Pull every line that holds the word "with" from the entries.

(Dataset entries on figures)
──────

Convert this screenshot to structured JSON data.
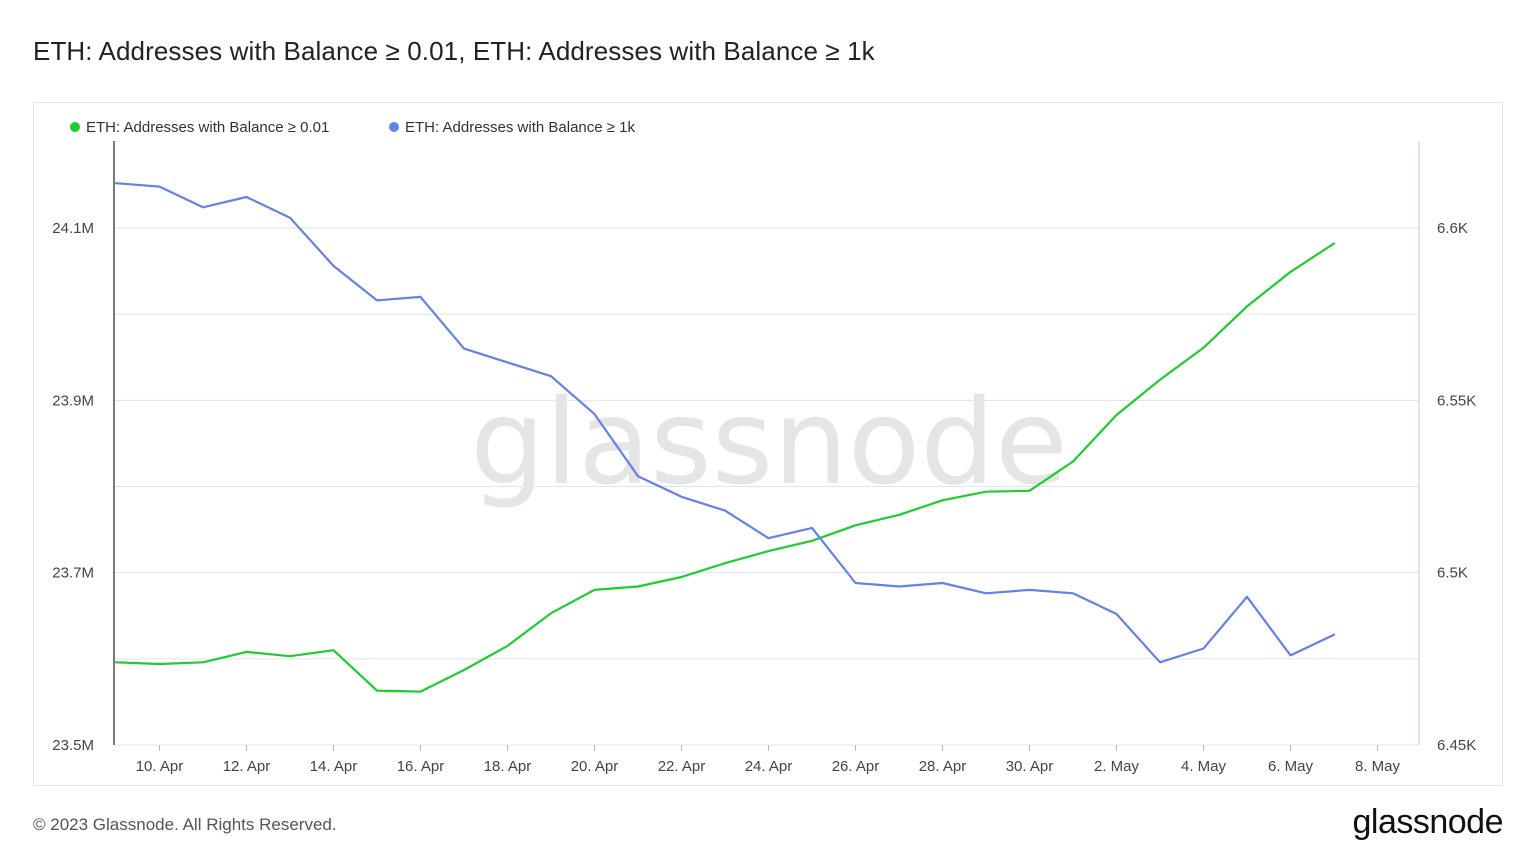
{
  "title": "ETH: Addresses with Balance ≥ 0.01, ETH: Addresses with Balance ≥ 1k",
  "watermark": "glassnode",
  "footer": {
    "copyright": "© 2023 Glassnode. All Rights Reserved.",
    "logo": "glassnode"
  },
  "chart_data": {
    "type": "line",
    "x_tick_labels": [
      "10. Apr",
      "12. Apr",
      "14. Apr",
      "16. Apr",
      "18. Apr",
      "20. Apr",
      "22. Apr",
      "24. Apr",
      "26. Apr",
      "28. Apr",
      "30. Apr",
      "2. May",
      "4. May",
      "6. May",
      "8. May"
    ],
    "x": [
      "2023-04-09",
      "2023-04-10",
      "2023-04-11",
      "2023-04-12",
      "2023-04-13",
      "2023-04-14",
      "2023-04-15",
      "2023-04-16",
      "2023-04-17",
      "2023-04-18",
      "2023-04-19",
      "2023-04-20",
      "2023-04-21",
      "2023-04-22",
      "2023-04-23",
      "2023-04-24",
      "2023-04-25",
      "2023-04-26",
      "2023-04-27",
      "2023-04-28",
      "2023-04-29",
      "2023-04-30",
      "2023-05-01",
      "2023-05-02",
      "2023-05-03",
      "2023-05-04",
      "2023-05-05",
      "2023-05-06",
      "2023-05-07"
    ],
    "y_left": {
      "ticks": [
        "23.5M",
        "23.7M",
        "23.9M",
        "24.1M"
      ],
      "range": [
        23500000,
        24100000
      ]
    },
    "y_right": {
      "ticks": [
        "6.45K",
        "6.5K",
        "6.55K",
        "6.6K"
      ],
      "range": [
        6450,
        6600
      ]
    },
    "grid": true,
    "legend_position": "top-left",
    "series": [
      {
        "name": "ETH: Addresses with Balance ≥ 0.01",
        "color": "#1fcc2f",
        "axis": "left",
        "values": [
          23596000,
          23594000,
          23596000,
          23608000,
          23603000,
          23610000,
          23563000,
          23562000,
          23587000,
          23615000,
          23653000,
          23680000,
          23684000,
          23695000,
          23711000,
          23725000,
          23737000,
          23755000,
          23767000,
          23784000,
          23794000,
          23795000,
          23829000,
          23883000,
          23924000,
          23961000,
          24009000,
          24049000,
          24082000
        ]
      },
      {
        "name": "ETH: Addresses with Balance ≥ 1k",
        "color": "#6481e8",
        "axis": "right",
        "values": [
          6613,
          6612,
          6606,
          6609,
          6603,
          6589,
          6579,
          6580,
          6565,
          6561,
          6557,
          6546,
          6528,
          6522,
          6518,
          6510,
          6513,
          6497,
          6496,
          6497,
          6494,
          6495,
          6494,
          6488,
          6474,
          6478,
          6493,
          6476,
          6482
        ]
      }
    ]
  }
}
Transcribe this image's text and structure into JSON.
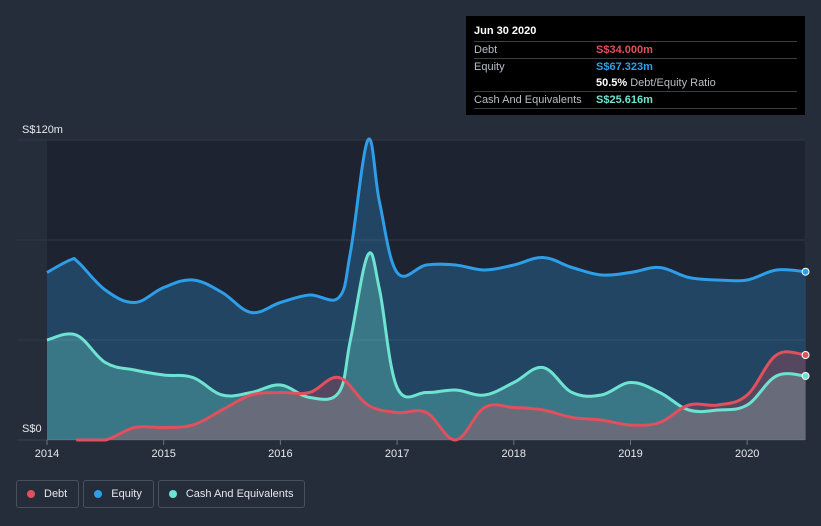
{
  "tooltip": {
    "date": "Jun 30 2020",
    "debt_label": "Debt",
    "debt_value": "S$34.000m",
    "equity_label": "Equity",
    "equity_value": "S$67.323m",
    "ratio_value": "50.5%",
    "ratio_label": "Debt/Equity Ratio",
    "cash_label": "Cash And Equivalents",
    "cash_value": "S$25.616m"
  },
  "colors": {
    "debt": "#e0505d",
    "equity": "#2d9ee7",
    "cash": "#6fe3d2",
    "background": "#262d3a",
    "plot_area": "#1b212c"
  },
  "legend": [
    {
      "label": "Debt",
      "color": "#e0505d"
    },
    {
      "label": "Equity",
      "color": "#2d9ee7"
    },
    {
      "label": "Cash And Equivalents",
      "color": "#6fe3d2"
    }
  ],
  "chart_data": {
    "type": "area",
    "title": "",
    "ylabel": "",
    "xlabel": "",
    "ylim": [
      0,
      120
    ],
    "xlim": [
      2014.0,
      2020.5
    ],
    "y_tick_labels": [
      {
        "value": 120,
        "label": "S$120m"
      },
      {
        "value": 0,
        "label": "S$0"
      }
    ],
    "x_ticks": [
      2014,
      2015,
      2016,
      2017,
      2018,
      2019,
      2020
    ],
    "x_tick_labels": [
      "2014",
      "2015",
      "2016",
      "2017",
      "2018",
      "2019",
      "2020"
    ],
    "series": [
      {
        "name": "Equity",
        "x": [
          2014.0,
          2014.2,
          2014.27,
          2014.5,
          2014.75,
          2015.0,
          2015.25,
          2015.5,
          2015.75,
          2016.0,
          2016.25,
          2016.5,
          2016.6,
          2016.75,
          2016.85,
          2017.0,
          2017.25,
          2017.5,
          2017.75,
          2018.0,
          2018.25,
          2018.5,
          2018.75,
          2019.0,
          2019.25,
          2019.5,
          2019.75,
          2020.0,
          2020.25,
          2020.5
        ],
        "values": [
          67,
          72,
          71,
          60,
          55,
          61,
          64,
          59,
          51,
          55,
          58,
          57,
          75,
          120,
          95,
          67,
          70,
          70,
          68,
          70,
          73,
          69,
          66,
          67,
          69,
          65,
          64,
          64,
          68,
          67.323
        ]
      },
      {
        "name": "Cash And Equivalents",
        "x": [
          2014.0,
          2014.25,
          2014.5,
          2014.75,
          2015.0,
          2015.25,
          2015.5,
          2015.75,
          2016.0,
          2016.25,
          2016.5,
          2016.6,
          2016.75,
          2016.85,
          2017.0,
          2017.25,
          2017.5,
          2017.75,
          2018.0,
          2018.25,
          2018.5,
          2018.75,
          2019.0,
          2019.25,
          2019.5,
          2019.75,
          2020.0,
          2020.25,
          2020.5
        ],
        "values": [
          40,
          42,
          31,
          28,
          26,
          25,
          18,
          19,
          22,
          17,
          19,
          40,
          74,
          60,
          21,
          19,
          20,
          18,
          23,
          29,
          19,
          18,
          23,
          19,
          12,
          12,
          14,
          25.616,
          25.616
        ]
      },
      {
        "name": "Debt",
        "x": [
          2014.25,
          2014.5,
          2014.75,
          2015.0,
          2015.25,
          2015.5,
          2015.75,
          2016.0,
          2016.25,
          2016.5,
          2016.75,
          2017.0,
          2017.25,
          2017.5,
          2017.75,
          2018.0,
          2018.25,
          2018.5,
          2018.75,
          2019.0,
          2019.25,
          2019.5,
          2019.75,
          2020.0,
          2020.25,
          2020.5
        ],
        "values": [
          0,
          0,
          5,
          5,
          6,
          12,
          18,
          19,
          19,
          25,
          14,
          11,
          11,
          0,
          13,
          13,
          12,
          9,
          8,
          6,
          7,
          14,
          14,
          18,
          34,
          34
        ]
      }
    ]
  }
}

──────

▸ Output
  "title": "ETH: Addresses with Balance ≥ 0.01, ETH: Addresses with Balance ≥ 1k",
        "name": "ETH: Addresses with Balance ≥ 0.01",
        "name": "ETH: Addresses with Balance ≥ 1k",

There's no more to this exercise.